> _Instruction_:
Please copy all the lines that follow, word for word.

> _Record excerpts_:
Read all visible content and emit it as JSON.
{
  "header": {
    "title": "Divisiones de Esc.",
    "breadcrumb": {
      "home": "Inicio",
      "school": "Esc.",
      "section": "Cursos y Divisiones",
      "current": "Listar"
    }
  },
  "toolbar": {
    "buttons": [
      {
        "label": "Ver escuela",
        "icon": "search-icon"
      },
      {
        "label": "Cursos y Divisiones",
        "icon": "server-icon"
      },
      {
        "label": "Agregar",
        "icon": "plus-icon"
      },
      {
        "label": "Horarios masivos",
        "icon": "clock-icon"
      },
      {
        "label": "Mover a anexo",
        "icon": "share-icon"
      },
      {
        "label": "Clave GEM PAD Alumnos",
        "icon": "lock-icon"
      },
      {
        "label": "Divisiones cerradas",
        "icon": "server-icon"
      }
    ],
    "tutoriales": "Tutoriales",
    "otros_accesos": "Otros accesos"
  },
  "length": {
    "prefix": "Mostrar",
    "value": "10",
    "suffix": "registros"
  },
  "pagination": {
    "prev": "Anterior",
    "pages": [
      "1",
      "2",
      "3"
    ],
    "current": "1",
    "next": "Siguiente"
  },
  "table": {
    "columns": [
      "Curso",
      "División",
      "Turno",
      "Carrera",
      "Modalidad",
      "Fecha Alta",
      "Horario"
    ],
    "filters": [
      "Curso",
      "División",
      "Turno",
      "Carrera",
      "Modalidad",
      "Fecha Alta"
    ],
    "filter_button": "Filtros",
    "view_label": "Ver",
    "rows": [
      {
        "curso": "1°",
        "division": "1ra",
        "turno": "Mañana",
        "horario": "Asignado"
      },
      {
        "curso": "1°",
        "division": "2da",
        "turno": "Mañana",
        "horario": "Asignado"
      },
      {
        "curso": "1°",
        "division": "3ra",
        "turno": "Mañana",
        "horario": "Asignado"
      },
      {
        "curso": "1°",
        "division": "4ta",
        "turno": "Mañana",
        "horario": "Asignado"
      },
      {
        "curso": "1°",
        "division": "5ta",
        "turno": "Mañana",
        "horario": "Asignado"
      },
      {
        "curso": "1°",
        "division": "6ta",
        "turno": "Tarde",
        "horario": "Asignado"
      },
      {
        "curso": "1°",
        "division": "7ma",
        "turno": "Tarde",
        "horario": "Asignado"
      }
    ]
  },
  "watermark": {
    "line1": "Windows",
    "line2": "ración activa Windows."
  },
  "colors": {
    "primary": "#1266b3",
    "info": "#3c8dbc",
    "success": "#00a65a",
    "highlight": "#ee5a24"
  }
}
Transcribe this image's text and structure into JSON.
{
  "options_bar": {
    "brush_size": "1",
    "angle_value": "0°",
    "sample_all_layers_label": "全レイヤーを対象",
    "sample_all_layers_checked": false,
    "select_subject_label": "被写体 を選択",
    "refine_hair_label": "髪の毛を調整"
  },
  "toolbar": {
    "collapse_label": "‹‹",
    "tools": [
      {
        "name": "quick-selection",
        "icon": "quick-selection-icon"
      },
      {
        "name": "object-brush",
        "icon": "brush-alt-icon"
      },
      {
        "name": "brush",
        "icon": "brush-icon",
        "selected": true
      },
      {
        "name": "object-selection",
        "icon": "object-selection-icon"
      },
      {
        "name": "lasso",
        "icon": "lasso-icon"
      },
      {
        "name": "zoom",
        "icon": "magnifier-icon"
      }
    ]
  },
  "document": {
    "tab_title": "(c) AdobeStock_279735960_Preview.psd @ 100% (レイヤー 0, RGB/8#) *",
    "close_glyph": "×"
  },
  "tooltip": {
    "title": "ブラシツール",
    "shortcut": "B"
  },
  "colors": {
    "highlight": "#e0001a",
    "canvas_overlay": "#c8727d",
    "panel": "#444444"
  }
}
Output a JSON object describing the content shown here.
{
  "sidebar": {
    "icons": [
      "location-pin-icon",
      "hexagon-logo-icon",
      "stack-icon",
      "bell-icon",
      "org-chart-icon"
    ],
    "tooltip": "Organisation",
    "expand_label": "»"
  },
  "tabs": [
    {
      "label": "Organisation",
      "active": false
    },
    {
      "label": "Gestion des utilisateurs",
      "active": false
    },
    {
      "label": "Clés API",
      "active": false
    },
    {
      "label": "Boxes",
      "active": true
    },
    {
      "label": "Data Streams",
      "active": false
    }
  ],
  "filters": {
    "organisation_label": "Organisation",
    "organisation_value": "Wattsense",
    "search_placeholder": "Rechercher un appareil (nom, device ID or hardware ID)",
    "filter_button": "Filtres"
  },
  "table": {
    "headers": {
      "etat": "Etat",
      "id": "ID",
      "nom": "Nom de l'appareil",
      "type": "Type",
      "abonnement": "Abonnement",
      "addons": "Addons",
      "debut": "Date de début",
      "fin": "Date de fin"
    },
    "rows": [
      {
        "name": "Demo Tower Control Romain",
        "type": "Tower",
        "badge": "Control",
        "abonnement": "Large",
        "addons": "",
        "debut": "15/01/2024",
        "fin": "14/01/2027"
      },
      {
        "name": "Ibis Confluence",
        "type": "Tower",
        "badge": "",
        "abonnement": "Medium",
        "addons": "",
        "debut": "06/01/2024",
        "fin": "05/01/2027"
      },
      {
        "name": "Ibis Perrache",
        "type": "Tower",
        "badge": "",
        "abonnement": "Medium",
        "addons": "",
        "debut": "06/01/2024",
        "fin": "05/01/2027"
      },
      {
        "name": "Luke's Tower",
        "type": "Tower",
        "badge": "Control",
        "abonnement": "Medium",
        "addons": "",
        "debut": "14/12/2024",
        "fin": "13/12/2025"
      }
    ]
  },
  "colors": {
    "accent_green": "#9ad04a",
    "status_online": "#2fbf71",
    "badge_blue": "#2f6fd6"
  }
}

> _Task result_:
Read all visible content and emit it as JSON.
{
  "header": {
    "title": "Divisiones de Esc.",
    "breadcrumb": {
      "home": "Inicio",
      "school": "Esc.",
      "section": "Cursos y Divisiones",
      "current": "Listar"
    }
  },
  "toolbar": {
    "buttons": [
      {
        "label": "Ver escuela",
        "icon": "search-icon"
      },
      {
        "label": "Cursos y Divisiones",
        "icon": "server-icon"
      },
      {
        "label": "Agregar",
        "icon": "plus-icon"
      },
      {
        "label": "Horarios masivos",
        "icon": "clock-icon"
      },
      {
        "label": "Mover a anexo",
        "icon": "share-icon"
      },
      {
        "label": "Clave GEM PAD Alumnos",
        "icon": "lock-icon"
      },
      {
        "label": "Divisiones cerradas",
        "icon": "server-icon"
      }
    ],
    "tutoriales": "Tutoriales",
    "otros_accesos": "Otros accesos"
  },
  "length": {
    "prefix": "Mostrar",
    "value": "10",
    "suffix": "registros"
  },
  "pagination": {
    "prev": "Anterior",
    "pages": [
      "1",
      "2",
      "3"
    ],
    "current": "1",
    "next": "Siguiente"
  },
  "table": {
    "columns": [
      "Curso",
      "División",
      "Turno",
      "Carrera",
      "Modalidad",
      "Fecha Alta",
      "Horario"
    ],
    "filters": [
      "Curso",
      "División",
      "Turno",
      "Carrera",
      "Modalidad",
      "Fecha Alta"
    ],
    "filter_button": "Filtros",
    "view_label": "Ver",
    "rows": [
      {
        "curso": "1°",
        "division": "1ra",
        "turno": "Mañana",
        "horario": "Asignado"
      },
      {
        "curso": "1°",
        "division": "2da",
        "turno": "Mañana",
        "horario": "Asignado"
      },
      {
        "curso": "1°",
        "division": "3ra",
        "turno": "Mañana",
        "horario": "Asignado"
      },
      {
        "curso": "1°",
        "division": "4ta",
        "turno": "Mañana",
        "horario": "Asignado"
      },
      {
        "curso": "1°",
        "division": "5ta",
        "turno": "Mañana",
        "horario": "Asignado"
      },
      {
        "curso": "1°",
        "division": "6ta",
        "turno": "Tarde",
        "horario": "Asignado"
      },
      {
        "curso": "1°",
        "division": "7ma",
        "turno": "Tarde",
        "horario": "Asignado"
      }
    ]
  },
  "watermark": {
    "line1": "Windows",
    "line2": "ración activa Windows."
  },
  "colors": {
    "primary": "#1266b3",
    "info": "#3c8dbc",
    "success": "#00a65a",
    "highlight": "#ee5a24"
  }
}
Transcribe this image's text and structure into JSON.
{
  "options_bar": {
    "brush_size": "1",
    "angle_value": "0°",
    "sample_all_layers_label": "全レイヤーを対象",
    "sample_all_layers_checked": false,
    "select_subject_label": "被写体 を選択",
    "refine_hair_label": "髪の毛を調整"
  },
  "toolbar": {
    "collapse_label": "‹‹",
    "tools": [
      {
        "name": "quick-selection",
        "icon": "quick-selection-icon"
      },
      {
        "name": "object-brush",
        "icon": "brush-alt-icon"
      },
      {
        "name": "brush",
        "icon": "brush-icon",
        "selected": true
      },
      {
        "name": "object-selection",
        "icon": "object-selection-icon"
      },
      {
        "name": "lasso",
        "icon": "lasso-icon"
      },
      {
        "name": "zoom",
        "icon": "magnifier-icon"
      }
    ]
  },
  "document": {
    "tab_title": "(c) AdobeStock_279735960_Preview.psd @ 100% (レイヤー 0, RGB/8#) *",
    "close_glyph": "×"
  },
  "tooltip": {
    "title": "ブラシツール",
    "shortcut": "B"
  },
  "colors": {
    "highlight": "#e0001a",
    "canvas_overlay": "#c8727d",
    "panel": "#444444"
  }
}
Output a JSON object describing the content shown here.
{
  "sidebar": {
    "icons": [
      "location-pin-icon",
      "hexagon-logo-icon",
      "stack-icon",
      "bell-icon",
      "org-chart-icon"
    ],
    "tooltip": "Organisation",
    "expand_label": "»"
  },
  "tabs": [
    {
      "label": "Organisation",
      "active": false
    },
    {
      "label": "Gestion des utilisateurs",
      "active": false
    },
    {
      "label": "Clés API",
      "active": false
    },
    {
      "label": "Boxes",
      "active": true
    },
    {
      "label": "Data Streams",
      "active": false
    }
  ],
  "filters": {
    "organisation_label": "Organisation",
    "organisation_value": "Wattsense",
    "search_placeholder": "Rechercher un appareil (nom, device ID or hardware ID)",
    "filter_button": "Filtres"
  },
  "table": {
    "headers": {
      "etat": "Etat",
      "id": "ID",
      "nom": "Nom de l'appareil",
      "type": "Type",
      "abonnement": "Abonnement",
      "addons": "Addons",
      "debut": "Date de début",
      "fin": "Date de fin"
    },
    "rows": [
      {
        "name": "Demo Tower Control Romain",
        "type": "Tower",
        "badge": "Control",
        "abonnement": "Large",
        "addons": "",
        "debut": "15/01/2024",
        "fin": "14/01/2027"
      },
      {
        "name": "Ibis Confluence",
        "type": "Tower",
        "badge": "",
        "abonnement": "Medium",
        "addons": "",
        "debut": "06/01/2024",
        "fin": "05/01/2027"
      },
      {
        "name": "Ibis Perrache",
        "type": "Tower",
        "badge": "",
        "abonnement": "Medium",
        "addons": "",
        "debut": "06/01/2024",
        "fin": "05/01/2027"
      },
      {
        "name": "Luke's Tower",
        "type": "Tower",
        "badge": "Control",
        "abonnement": "Medium",
        "addons": "",
        "debut": "14/12/2024",
        "fin": "13/12/2025"
      }
    ]
  },
  "colors": {
    "accent_green": "#9ad04a",
    "status_online": "#2fbf71",
    "badge_blue": "#2f6fd6"
  }
}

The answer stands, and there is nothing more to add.